Set exercise
Transcribe every entry word for word, but skip the images.

[start]

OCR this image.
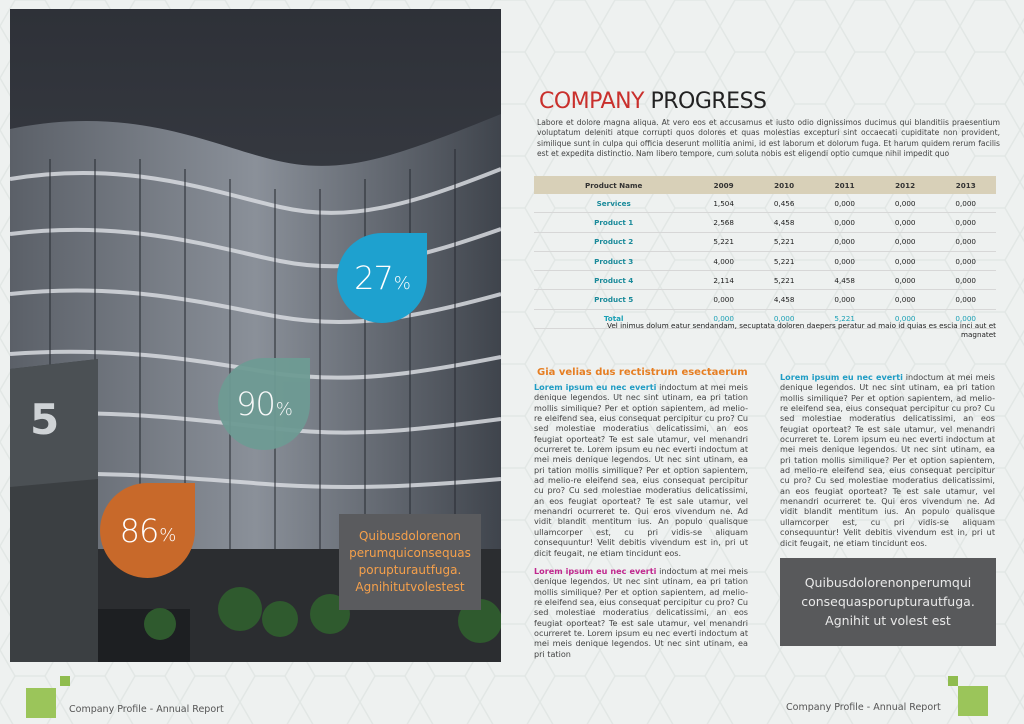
5
27 %
90 %
86 %	Quibusdolorenon
perumquiconsequas
porupturautfuga.
Agnihitutvolestest
COMPANY PROGRESS
Labore et dolore magna aliqua. At vero eos et accusamus et iusto odio dignissimos ducimus qui blanditiis praesentium voluptatum deleniti atque corrupti quos dolores et quas molestias excepturi sint occaecati cupiditate non provident, similique sunt in culpa qui officia deserunt mollitia animi, id est laborum et dolorum fuga. Et harum quidem rerum facilis est et expedita distinctio. Nam libero tempore, cum soluta nobis est eligendi optio cumque nihil impedit quo
Product Name	2009	2010	2011	2012	2013
Services	1,504	0,456	0,000	0,000	0,000
Product 1	2,568	4,458	0,000	0,000	0,000
Product 2	5,221	5,221	0,000	0,000	0,000
Product 3	4,000	5,221	0,000	0,000	0,000
Product 4	2,114	5,221	4,458	0,000	0,000
Product 5	0,000	4,458	0,000	0,000	0,000
Total	0,000	0,000	5,221	0,000	0,000
Vel inimus dolum eatur sendandam, secuptata doloren daepers peratur ad maio id quias es escia inci aut et magnatet
Gia velias dus rectistrum esectaerum

Lorem ipsum eu nec everti indoctum at mei meis denique legendos. Ut nec sint utinam, ea pri tation mollis similique? Per et option sapientem, ad melio-re eleifend sea, eius consequat percipitur cu pro? Cu sed molestiae moderatius delicatissimi, an eos feugiat oporteat? Te est sale utamur, vel menandri ocurreret te. Lorem ipsum eu nec everti indoctum at mei meis denique legendos. Ut nec sint utinam, ea pri tation mollis similique? Per et option sapientem, ad melio-re eleifend sea, eius consequat percipitur cu pro? Cu sed molestiae moderatius delicatissimi, an eos feugiat oporteat? Te est sale utamur, vel menandri ocurreret te. Qui eros vivendum ne. Ad vidit blandit mentitum ius. An populo qualisque ullamcorper est, cu pri vidis-se aliquam consequuntur! Velit debitis vivendum est in, pri ut dicit feugait, ne etiam tincidunt eos.

Lorem ipsum eu nec everti indoctum at mei meis denique legendos. Ut nec sint utinam, ea pri tation mollis similique? Per et option sapientem, ad melio-re eleifend sea, eius consequat percipitur cu pro? Cu sed molestiae moderatius delicatissimi, an eos feugiat oporteat? Te est sale utamur, vel menandri ocurreret te. Lorem ipsum eu nec everti indoctum at mei meis denique legendos. Ut nec sint utinam, ea pri tation

Lorem ipsum eu nec everti indoctum at mei meis denique legendos. Ut nec sint utinam, ea pri tation mollis similique? Per et option sapientem, ad melio-re eleifend sea, eius consequat percipitur cu pro? Cu sed molestiae moderatius delicatissimi, an eos feugiat oporteat? Te est sale utamur, vel menandri ocurreret te. Lorem ipsum eu nec everti indoctum at mei meis denique legendos. Ut nec sint utinam, ea pri tation mollis similique? Per et option sapientem, ad melio-re eleifend sea, eius consequat percipitur cu pro? Cu sed molestiae moderatius delicatissimi, an eos feugiat oporteat? Te est sale utamur, vel menandri ocurreret te. Qui eros vivendum ne. Ad vidit blandit mentitum ius. An populo qualisque ullamcorper est, cu pri vidis-se aliquam consequuntur! Velit debitis vivendum est in, pri ut dicit feugait, ne etiam tincidunt eos.

Quibusdolorenonperumqui
consequasporupturautfuga.
Agnihit ut volest est
Company Profile - Annual Report	Company Profile - Annual Report
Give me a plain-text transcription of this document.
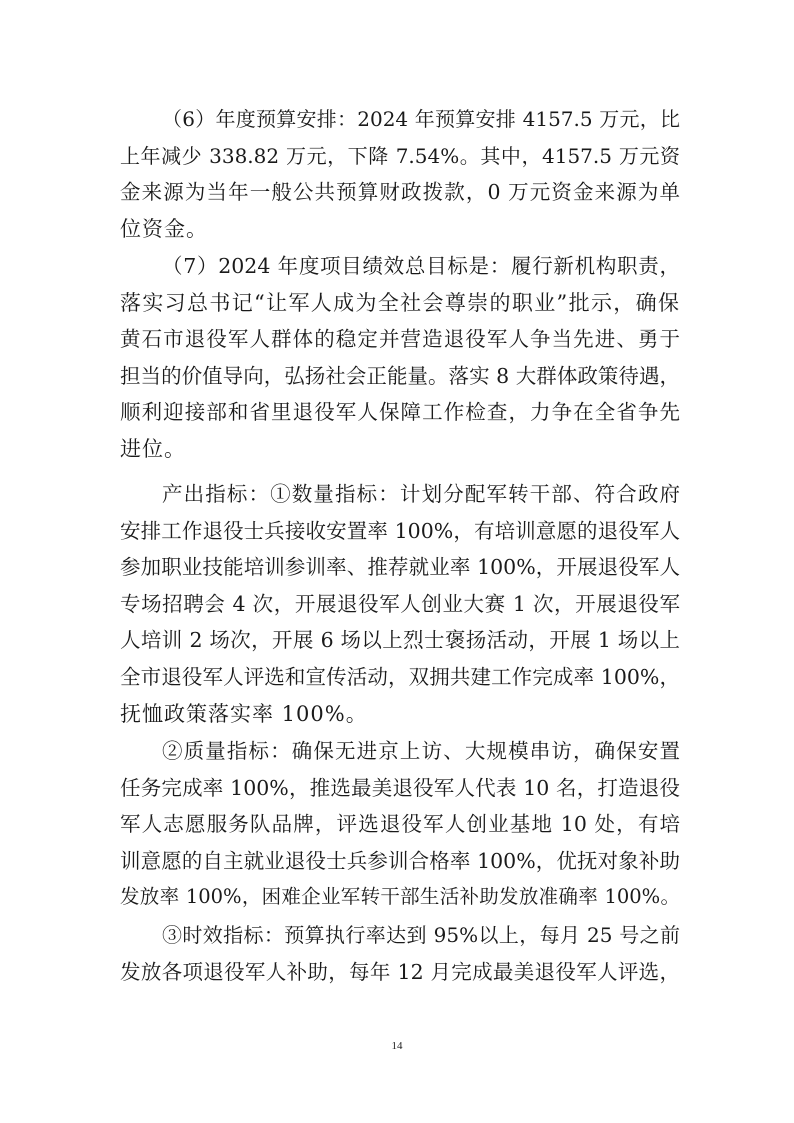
（6）年度预算安排：2024 年预算安排 4157.5 万元，比
上年减少 338.82 万元，下降 7.54%。其中，4157.5 万元资
金来源为当年一般公共预算财政拨款，0 万元资金来源为单
位资金。
（7）2024 年度项目绩效总目标是：履行新机构职责，
落实习总书记“让军人成为全社会尊崇的职业”批示，确保
黄石市退役军人群体的稳定并营造退役军人争当先进、勇于
担当的价值导向，弘扬社会正能量。落实 8 大群体政策待遇，
顺利迎接部和省里退役军人保障工作检查，力争在全省争先
进位。
产出指标：①数量指标：计划分配军转干部、符合政府
安排工作退役士兵接收安置率 100%，有培训意愿的退役军人
参加职业技能培训参训率、推荐就业率 100%，开展退役军人
专场招聘会 4 次，开展退役军人创业大赛 1 次，开展退役军
人培训 2 场次，开展 6 场以上烈士褒扬活动，开展 1 场以上
全市退役军人评选和宣传活动，双拥共建工作完成率 100%，
抚恤政策落实率 100%。
②质量指标：确保无进京上访、大规模串访，确保安置
任务完成率 100%，推选最美退役军人代表 10 名，打造退役
军人志愿服务队品牌，评选退役军人创业基地 10 处，有培
训意愿的自主就业退役士兵参训合格率 100%，优抚对象补助
发放率 100%，困难企业军转干部生活补助发放准确率 100%。
③时效指标：预算执行率达到 95%以上，每月 25 号之前
发放各项退役军人补助，每年 12 月完成最美退役军人评选，
14
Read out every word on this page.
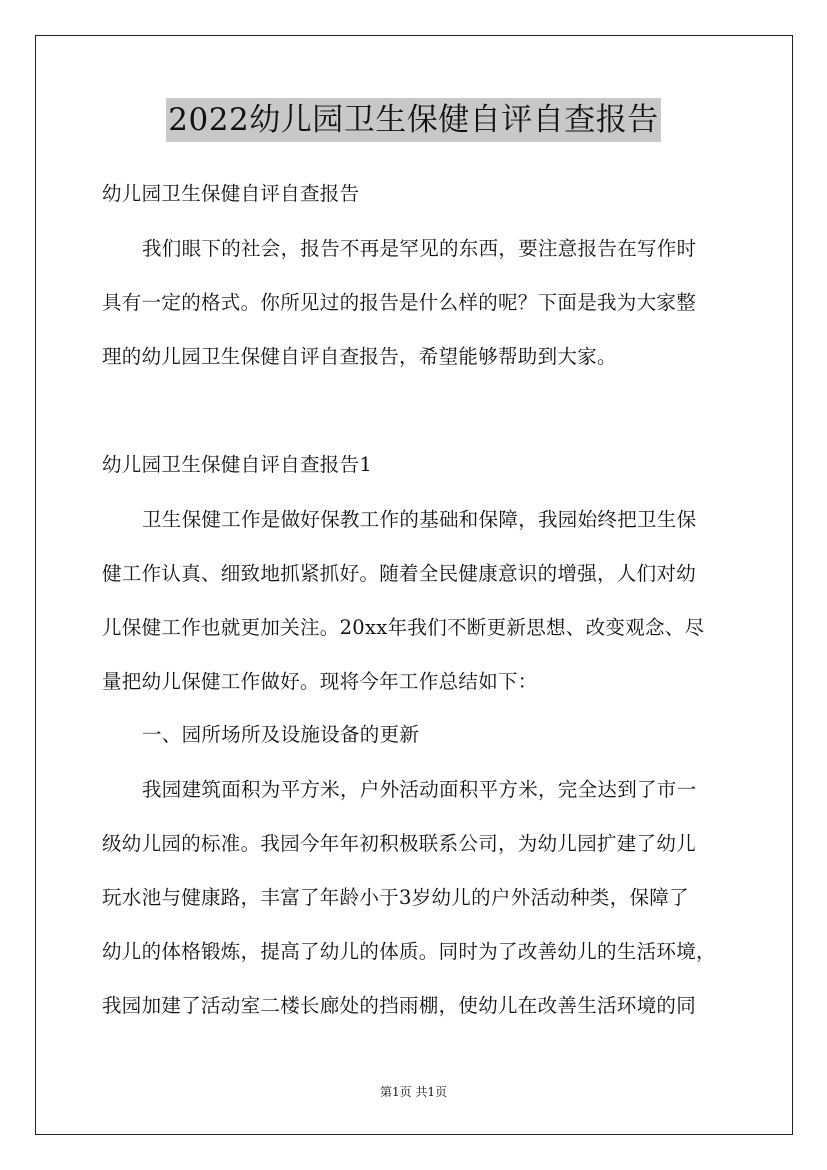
2022幼儿园卫生保健自评自查报告
幼儿园卫生保健自评自查报告
我们眼下的社会，报告不再是罕见的东西，要注意报告在写作时
具有一定的格式。你所见过的报告是什么样的呢？下面是我为大家整
理的幼儿园卫生保健自评自查报告，希望能够帮助到大家。
幼儿园卫生保健自评自查报告1
卫生保健工作是做好保教工作的基础和保障，我园始终把卫生保
健工作认真、细致地抓紧抓好。随着全民健康意识的增强，人们对幼
儿保健工作也就更加关注。20xx年我们不断更新思想、改变观念、尽
量把幼儿保健工作做好。现将今年工作总结如下：
一、园所场所及设施设备的更新
我园建筑面积为平方米，户外活动面积平方米，完全达到了市一
级幼儿园的标准。我园今年年初积极联系公司，为幼儿园扩建了幼儿
玩水池与健康路，丰富了年龄小于3岁幼儿的户外活动种类，保障了
幼儿的体格锻炼，提高了幼儿的体质。同时为了改善幼儿的生活环境，
我园加建了活动室二楼长廊处的挡雨棚，使幼儿在改善生活环境的同
第1页 共1页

[end]

Output of the exercise
OCR this image.
5
27 %
90 %
86 %	Quibusdolorenon
perumquiconsequas
porupturautfuga.
Agnihitutvolestest
COMPANY PROGRESS
Labore et dolore magna aliqua. At vero eos et accusamus et iusto odio dignissimos ducimus qui blanditiis praesentium voluptatum deleniti atque corrupti quos dolores et quas molestias excepturi sint occaecati cupiditate non provident, similique sunt in culpa qui officia deserunt mollitia animi, id est laborum et dolorum fuga. Et harum quidem rerum facilis est et expedita distinctio. Nam libero tempore, cum soluta nobis est eligendi optio cumque nihil impedit quo
Product Name	2009	2010	2011	2012	2013
Services	1,504	0,456	0,000	0,000	0,000
Product 1	2,568	4,458	0,000	0,000	0,000
Product 2	5,221	5,221	0,000	0,000	0,000
Product 3	4,000	5,221	0,000	0,000	0,000
Product 4	2,114	5,221	4,458	0,000	0,000
Product 5	0,000	4,458	0,000	0,000	0,000
Total	0,000	0,000	5,221	0,000	0,000
Vel inimus dolum eatur sendandam, secuptata doloren daepers peratur ad maio id quias es escia inci aut et magnatet
Gia velias dus rectistrum esectaerum

Lorem ipsum eu nec everti indoctum at mei meis denique legendos. Ut nec sint utinam, ea pri tation mollis similique? Per et option sapientem, ad melio-re eleifend sea, eius consequat percipitur cu pro? Cu sed molestiae moderatius delicatissimi, an eos feugiat oporteat? Te est sale utamur, vel menandri ocurreret te. Lorem ipsum eu nec everti indoctum at mei meis denique legendos. Ut nec sint utinam, ea pri tation mollis similique? Per et option sapientem, ad melio-re eleifend sea, eius consequat percipitur cu pro? Cu sed molestiae moderatius delicatissimi, an eos feugiat oporteat? Te est sale utamur, vel menandri ocurreret te. Qui eros vivendum ne. Ad vidit blandit mentitum ius. An populo qualisque ullamcorper est, cu pri vidis-se aliquam consequuntur! Velit debitis vivendum est in, pri ut dicit feugait, ne etiam tincidunt eos.

Lorem ipsum eu nec everti indoctum at mei meis denique legendos. Ut nec sint utinam, ea pri tation mollis similique? Per et option sapientem, ad melio-re eleifend sea, eius consequat percipitur cu pro? Cu sed molestiae moderatius delicatissimi, an eos feugiat oporteat? Te est sale utamur, vel menandri ocurreret te. Lorem ipsum eu nec everti indoctum at mei meis denique legendos. Ut nec sint utinam, ea pri tation

Lorem ipsum eu nec everti indoctum at mei meis denique legendos. Ut nec sint utinam, ea pri tation mollis similique? Per et option sapientem, ad melio-re eleifend sea, eius consequat percipitur cu pro? Cu sed molestiae moderatius delicatissimi, an eos feugiat oporteat? Te est sale utamur, vel menandri ocurreret te. Lorem ipsum eu nec everti indoctum at mei meis denique legendos. Ut nec sint utinam, ea pri tation mollis similique? Per et option sapientem, ad melio-re eleifend sea, eius consequat percipitur cu pro? Cu sed molestiae moderatius delicatissimi, an eos feugiat oporteat? Te est sale utamur, vel menandri ocurreret te. Qui eros vivendum ne. Ad vidit blandit mentitum ius. An populo qualisque ullamcorper est, cu pri vidis-se aliquam consequuntur! Velit debitis vivendum est in, pri ut dicit feugait, ne etiam tincidunt eos.

Quibusdolorenonperumqui
consequasporupturautfuga.
Agnihit ut volest est
Company Profile - Annual Report	Company Profile - Annual Report
Give me a plain-text transcription of this document.
（6）年度预算安排：2024 年预算安排 4157.5 万元，比
上年减少 338.82 万元，下降 7.54%。其中，4157.5 万元资
金来源为当年一般公共预算财政拨款，0 万元资金来源为单
位资金。
（7）2024 年度项目绩效总目标是：履行新机构职责，
落实习总书记“让军人成为全社会尊崇的职业”批示，确保
黄石市退役军人群体的稳定并营造退役军人争当先进、勇于
担当的价值导向，弘扬社会正能量。落实 8 大群体政策待遇，
顺利迎接部和省里退役军人保障工作检查，力争在全省争先
进位。
产出指标：①数量指标：计划分配军转干部、符合政府
安排工作退役士兵接收安置率 100%，有培训意愿的退役军人
参加职业技能培训参训率、推荐就业率 100%，开展退役军人
专场招聘会 4 次，开展退役军人创业大赛 1 次，开展退役军
人培训 2 场次，开展 6 场以上烈士褒扬活动，开展 1 场以上
全市退役军人评选和宣传活动，双拥共建工作完成率 100%，
抚恤政策落实率 100%。
②质量指标：确保无进京上访、大规模串访，确保安置
任务完成率 100%，推选最美退役军人代表 10 名，打造退役
军人志愿服务队品牌，评选退役军人创业基地 10 处，有培
训意愿的自主就业退役士兵参训合格率 100%，优抚对象补助
发放率 100%，困难企业军转干部生活补助发放准确率 100%。
③时效指标：预算执行率达到 95%以上，每月 25 号之前
发放各项退役军人补助，每年 12 月完成最美退役军人评选，
14
Read out every word on this page.
2022幼儿园卫生保健自评自查报告
幼儿园卫生保健自评自查报告
我们眼下的社会，报告不再是罕见的东西，要注意报告在写作时
具有一定的格式。你所见过的报告是什么样的呢？下面是我为大家整
理的幼儿园卫生保健自评自查报告，希望能够帮助到大家。
幼儿园卫生保健自评自查报告1
卫生保健工作是做好保教工作的基础和保障，我园始终把卫生保
健工作认真、细致地抓紧抓好。随着全民健康意识的增强，人们对幼
儿保健工作也就更加关注。20xx年我们不断更新思想、改变观念、尽
量把幼儿保健工作做好。现将今年工作总结如下：
一、园所场所及设施设备的更新
我园建筑面积为平方米，户外活动面积平方米，完全达到了市一
级幼儿园的标准。我园今年年初积极联系公司，为幼儿园扩建了幼儿
玩水池与健康路，丰富了年龄小于3岁幼儿的户外活动种类，保障了
幼儿的体格锻炼，提高了幼儿的体质。同时为了改善幼儿的生活环境，
我园加建了活动室二楼长廊处的挡雨棚，使幼儿在改善生活环境的同
第1页 共1页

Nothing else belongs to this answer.